---------- Data for this exercise ----------

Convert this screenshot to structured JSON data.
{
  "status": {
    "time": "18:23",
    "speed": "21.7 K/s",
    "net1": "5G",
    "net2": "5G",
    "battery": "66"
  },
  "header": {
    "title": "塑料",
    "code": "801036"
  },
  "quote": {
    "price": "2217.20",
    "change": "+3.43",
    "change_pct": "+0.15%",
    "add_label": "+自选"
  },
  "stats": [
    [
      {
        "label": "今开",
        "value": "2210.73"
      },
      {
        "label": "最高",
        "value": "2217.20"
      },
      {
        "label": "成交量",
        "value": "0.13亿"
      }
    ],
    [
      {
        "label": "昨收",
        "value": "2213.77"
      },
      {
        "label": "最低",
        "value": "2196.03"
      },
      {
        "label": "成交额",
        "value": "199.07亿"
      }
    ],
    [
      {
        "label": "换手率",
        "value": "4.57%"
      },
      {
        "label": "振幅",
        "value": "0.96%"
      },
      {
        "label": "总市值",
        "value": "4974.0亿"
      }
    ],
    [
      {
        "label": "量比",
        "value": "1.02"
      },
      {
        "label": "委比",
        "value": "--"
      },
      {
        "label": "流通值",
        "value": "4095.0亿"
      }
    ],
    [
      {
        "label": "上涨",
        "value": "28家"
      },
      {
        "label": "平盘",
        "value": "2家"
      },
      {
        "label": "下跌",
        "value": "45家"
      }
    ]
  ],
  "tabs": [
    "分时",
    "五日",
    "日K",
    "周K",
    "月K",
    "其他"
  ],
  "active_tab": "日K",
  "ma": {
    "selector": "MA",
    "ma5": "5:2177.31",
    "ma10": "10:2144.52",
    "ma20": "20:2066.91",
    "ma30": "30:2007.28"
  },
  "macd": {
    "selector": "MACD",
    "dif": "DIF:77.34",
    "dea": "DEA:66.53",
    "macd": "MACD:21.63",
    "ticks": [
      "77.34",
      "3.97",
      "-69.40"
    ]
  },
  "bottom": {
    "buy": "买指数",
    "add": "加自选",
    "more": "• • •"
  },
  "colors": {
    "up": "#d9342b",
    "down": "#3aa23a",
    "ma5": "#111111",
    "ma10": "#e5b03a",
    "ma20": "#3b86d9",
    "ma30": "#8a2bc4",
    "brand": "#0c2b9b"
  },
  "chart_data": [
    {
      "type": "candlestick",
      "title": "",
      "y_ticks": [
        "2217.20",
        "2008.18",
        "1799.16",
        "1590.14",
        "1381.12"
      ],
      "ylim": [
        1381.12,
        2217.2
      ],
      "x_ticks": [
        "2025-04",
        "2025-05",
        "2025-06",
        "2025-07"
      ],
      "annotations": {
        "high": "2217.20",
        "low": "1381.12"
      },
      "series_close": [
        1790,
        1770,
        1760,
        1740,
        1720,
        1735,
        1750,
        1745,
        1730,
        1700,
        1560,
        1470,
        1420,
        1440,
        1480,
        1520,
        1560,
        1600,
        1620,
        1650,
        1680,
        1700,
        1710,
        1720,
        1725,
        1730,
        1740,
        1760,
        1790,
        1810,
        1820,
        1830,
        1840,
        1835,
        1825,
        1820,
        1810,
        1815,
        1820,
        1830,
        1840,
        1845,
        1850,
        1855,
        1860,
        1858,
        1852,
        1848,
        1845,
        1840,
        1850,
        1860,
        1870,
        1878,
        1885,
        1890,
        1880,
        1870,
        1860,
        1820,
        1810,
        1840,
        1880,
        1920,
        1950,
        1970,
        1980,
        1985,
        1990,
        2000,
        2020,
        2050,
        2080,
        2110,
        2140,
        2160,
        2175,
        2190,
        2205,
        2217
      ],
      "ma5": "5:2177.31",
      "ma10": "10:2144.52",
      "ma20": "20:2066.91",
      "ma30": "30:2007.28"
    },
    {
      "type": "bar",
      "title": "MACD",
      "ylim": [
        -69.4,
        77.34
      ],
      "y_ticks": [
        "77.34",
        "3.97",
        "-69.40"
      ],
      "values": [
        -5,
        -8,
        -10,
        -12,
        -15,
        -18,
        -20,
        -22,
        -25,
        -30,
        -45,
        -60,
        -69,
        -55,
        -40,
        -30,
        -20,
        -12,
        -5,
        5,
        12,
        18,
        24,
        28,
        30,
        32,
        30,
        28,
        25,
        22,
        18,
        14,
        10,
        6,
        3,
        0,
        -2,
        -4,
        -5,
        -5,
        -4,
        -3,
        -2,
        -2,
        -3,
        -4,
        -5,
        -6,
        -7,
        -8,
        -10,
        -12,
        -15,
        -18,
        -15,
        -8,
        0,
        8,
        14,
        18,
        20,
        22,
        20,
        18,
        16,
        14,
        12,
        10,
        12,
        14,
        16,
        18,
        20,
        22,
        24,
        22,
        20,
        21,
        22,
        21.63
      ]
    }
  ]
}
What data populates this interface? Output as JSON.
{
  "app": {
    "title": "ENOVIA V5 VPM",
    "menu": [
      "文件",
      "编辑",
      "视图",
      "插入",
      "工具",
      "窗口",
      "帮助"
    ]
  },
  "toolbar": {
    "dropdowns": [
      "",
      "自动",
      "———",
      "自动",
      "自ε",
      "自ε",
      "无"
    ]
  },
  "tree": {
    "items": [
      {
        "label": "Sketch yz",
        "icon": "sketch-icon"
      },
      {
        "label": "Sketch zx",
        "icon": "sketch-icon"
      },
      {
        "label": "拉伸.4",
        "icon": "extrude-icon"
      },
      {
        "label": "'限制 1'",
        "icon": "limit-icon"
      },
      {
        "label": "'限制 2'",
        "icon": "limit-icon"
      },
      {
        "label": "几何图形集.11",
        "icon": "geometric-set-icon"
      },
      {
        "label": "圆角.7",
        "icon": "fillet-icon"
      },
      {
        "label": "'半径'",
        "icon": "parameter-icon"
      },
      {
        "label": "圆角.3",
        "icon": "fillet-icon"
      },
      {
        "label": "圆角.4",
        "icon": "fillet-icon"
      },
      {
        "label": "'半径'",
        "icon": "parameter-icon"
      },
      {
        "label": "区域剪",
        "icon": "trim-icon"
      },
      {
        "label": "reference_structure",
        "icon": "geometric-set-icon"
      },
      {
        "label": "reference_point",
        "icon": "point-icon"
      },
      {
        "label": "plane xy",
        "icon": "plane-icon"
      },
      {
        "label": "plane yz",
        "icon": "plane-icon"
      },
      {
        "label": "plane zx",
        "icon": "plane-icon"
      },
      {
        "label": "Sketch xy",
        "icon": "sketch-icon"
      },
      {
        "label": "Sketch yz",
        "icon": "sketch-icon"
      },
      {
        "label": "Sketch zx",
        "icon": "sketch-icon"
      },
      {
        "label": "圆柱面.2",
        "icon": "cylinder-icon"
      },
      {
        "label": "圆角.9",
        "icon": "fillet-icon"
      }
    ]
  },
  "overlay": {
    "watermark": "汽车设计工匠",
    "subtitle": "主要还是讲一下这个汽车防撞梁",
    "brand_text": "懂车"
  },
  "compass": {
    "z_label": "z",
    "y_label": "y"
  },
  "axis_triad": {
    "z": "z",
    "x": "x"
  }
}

----------

Exercise aim> Nothing should be changed: write out all of the data as is.

Solution to this exercise>
Convert this screenshot to structured JSON data.
{
  "status": {
    "time": "18:23",
    "speed": "21.7 K/s",
    "net1": "5G",
    "net2": "5G",
    "battery": "66"
  },
  "header": {
    "title": "塑料",
    "code": "801036"
  },
  "quote": {
    "price": "2217.20",
    "change": "+3.43",
    "change_pct": "+0.15%",
    "add_label": "+自选"
  },
  "stats": [
    [
      {
        "label": "今开",
        "value": "2210.73"
      },
      {
        "label": "最高",
        "value": "2217.20"
      },
      {
        "label": "成交量",
        "value": "0.13亿"
      }
    ],
    [
      {
        "label": "昨收",
        "value": "2213.77"
      },
      {
        "label": "最低",
        "value": "2196.03"
      },
      {
        "label": "成交额",
        "value": "199.07亿"
      }
    ],
    [
      {
        "label": "换手率",
        "value": "4.57%"
      },
      {
        "label": "振幅",
        "value": "0.96%"
      },
      {
        "label": "总市值",
        "value": "4974.0亿"
      }
    ],
    [
      {
        "label": "量比",
        "value": "1.02"
      },
      {
        "label": "委比",
        "value": "--"
      },
      {
        "label": "流通值",
        "value": "4095.0亿"
      }
    ],
    [
      {
        "label": "上涨",
        "value": "28家"
      },
      {
        "label": "平盘",
        "value": "2家"
      },
      {
        "label": "下跌",
        "value": "45家"
      }
    ]
  ],
  "tabs": [
    "分时",
    "五日",
    "日K",
    "周K",
    "月K",
    "其他"
  ],
  "active_tab": "日K",
  "ma": {
    "selector": "MA",
    "ma5": "5:2177.31",
    "ma10": "10:2144.52",
    "ma20": "20:2066.91",
    "ma30": "30:2007.28"
  },
  "macd": {
    "selector": "MACD",
    "dif": "DIF:77.34",
    "dea": "DEA:66.53",
    "macd": "MACD:21.63",
    "ticks": [
      "77.34",
      "3.97",
      "-69.40"
    ]
  },
  "bottom": {
    "buy": "买指数",
    "add": "加自选",
    "more": "• • •"
  },
  "colors": {
    "up": "#d9342b",
    "down": "#3aa23a",
    "ma5": "#111111",
    "ma10": "#e5b03a",
    "ma20": "#3b86d9",
    "ma30": "#8a2bc4",
    "brand": "#0c2b9b"
  },
  "chart_data": [
    {
      "type": "candlestick",
      "title": "",
      "y_ticks": [
        "2217.20",
        "2008.18",
        "1799.16",
        "1590.14",
        "1381.12"
      ],
      "ylim": [
        1381.12,
        2217.2
      ],
      "x_ticks": [
        "2025-04",
        "2025-05",
        "2025-06",
        "2025-07"
      ],
      "annotations": {
        "high": "2217.20",
        "low": "1381.12"
      },
      "series_close": [
        1790,
        1770,
        1760,
        1740,
        1720,
        1735,
        1750,
        1745,
        1730,
        1700,
        1560,
        1470,
        1420,
        1440,
        1480,
        1520,
        1560,
        1600,
        1620,
        1650,
        1680,
        1700,
        1710,
        1720,
        1725,
        1730,
        1740,
        1760,
        1790,
        1810,
        1820,
        1830,
        1840,
        1835,
        1825,
        1820,
        1810,
        1815,
        1820,
        1830,
        1840,
        1845,
        1850,
        1855,
        1860,
        1858,
        1852,
        1848,
        1845,
        1840,
        1850,
        1860,
        1870,
        1878,
        1885,
        1890,
        1880,
        1870,
        1860,
        1820,
        1810,
        1840,
        1880,
        1920,
        1950,
        1970,
        1980,
        1985,
        1990,
        2000,
        2020,
        2050,
        2080,
        2110,
        2140,
        2160,
        2175,
        2190,
        2205,
        2217
      ],
      "ma5": "5:2177.31",
      "ma10": "10:2144.52",
      "ma20": "20:2066.91",
      "ma30": "30:2007.28"
    },
    {
      "type": "bar",
      "title": "MACD",
      "ylim": [
        -69.4,
        77.34
      ],
      "y_ticks": [
        "77.34",
        "3.97",
        "-69.40"
      ],
      "values": [
        -5,
        -8,
        -10,
        -12,
        -15,
        -18,
        -20,
        -22,
        -25,
        -30,
        -45,
        -60,
        -69,
        -55,
        -40,
        -30,
        -20,
        -12,
        -5,
        5,
        12,
        18,
        24,
        28,
        30,
        32,
        30,
        28,
        25,
        22,
        18,
        14,
        10,
        6,
        3,
        0,
        -2,
        -4,
        -5,
        -5,
        -4,
        -3,
        -2,
        -2,
        -3,
        -4,
        -5,
        -6,
        -7,
        -8,
        -10,
        -12,
        -15,
        -18,
        -15,
        -8,
        0,
        8,
        14,
        18,
        20,
        22,
        20,
        18,
        16,
        14,
        12,
        10,
        12,
        14,
        16,
        18,
        20,
        22,
        24,
        22,
        20,
        21,
        22,
        21.63
      ]
    }
  ]
}
What data populates this interface? Output as JSON.
{
  "app": {
    "title": "ENOVIA V5 VPM",
    "menu": [
      "文件",
      "编辑",
      "视图",
      "插入",
      "工具",
      "窗口",
      "帮助"
    ]
  },
  "toolbar": {
    "dropdowns": [
      "",
      "自动",
      "———",
      "自动",
      "自ε",
      "自ε",
      "无"
    ]
  },
  "tree": {
    "items": [
      {
        "label": "Sketch yz",
        "icon": "sketch-icon"
      },
      {
        "label": "Sketch zx",
        "icon": "sketch-icon"
      },
      {
        "label": "拉伸.4",
        "icon": "extrude-icon"
      },
      {
        "label": "'限制 1'",
        "icon": "limit-icon"
      },
      {
        "label": "'限制 2'",
        "icon": "limit-icon"
      },
      {
        "label": "几何图形集.11",
        "icon": "geometric-set-icon"
      },
      {
        "label": "圆角.7",
        "icon": "fillet-icon"
      },
      {
        "label": "'半径'",
        "icon": "parameter-icon"
      },
      {
        "label": "圆角.3",
        "icon": "fillet-icon"
      },
      {
        "label": "圆角.4",
        "icon": "fillet-icon"
      },
      {
        "label": "'半径'",
        "icon": "parameter-icon"
      },
      {
        "label": "区域剪",
        "icon": "trim-icon"
      },
      {
        "label": "reference_structure",
        "icon": "geometric-set-icon"
      },
      {
        "label": "reference_point",
        "icon": "point-icon"
      },
      {
        "label": "plane xy",
        "icon": "plane-icon"
      },
      {
        "label": "plane yz",
        "icon": "plane-icon"
      },
      {
        "label": "plane zx",
        "icon": "plane-icon"
      },
      {
        "label": "Sketch xy",
        "icon": "sketch-icon"
      },
      {
        "label": "Sketch yz",
        "icon": "sketch-icon"
      },
      {
        "label": "Sketch zx",
        "icon": "sketch-icon"
      },
      {
        "label": "圆柱面.2",
        "icon": "cylinder-icon"
      },
      {
        "label": "圆角.9",
        "icon": "fillet-icon"
      }
    ]
  },
  "overlay": {
    "watermark": "汽车设计工匠",
    "subtitle": "主要还是讲一下这个汽车防撞梁",
    "brand_text": "懂车"
  },
  "compass": {
    "z_label": "z",
    "y_label": "y"
  },
  "axis_triad": {
    "z": "z",
    "x": "x"
  }
}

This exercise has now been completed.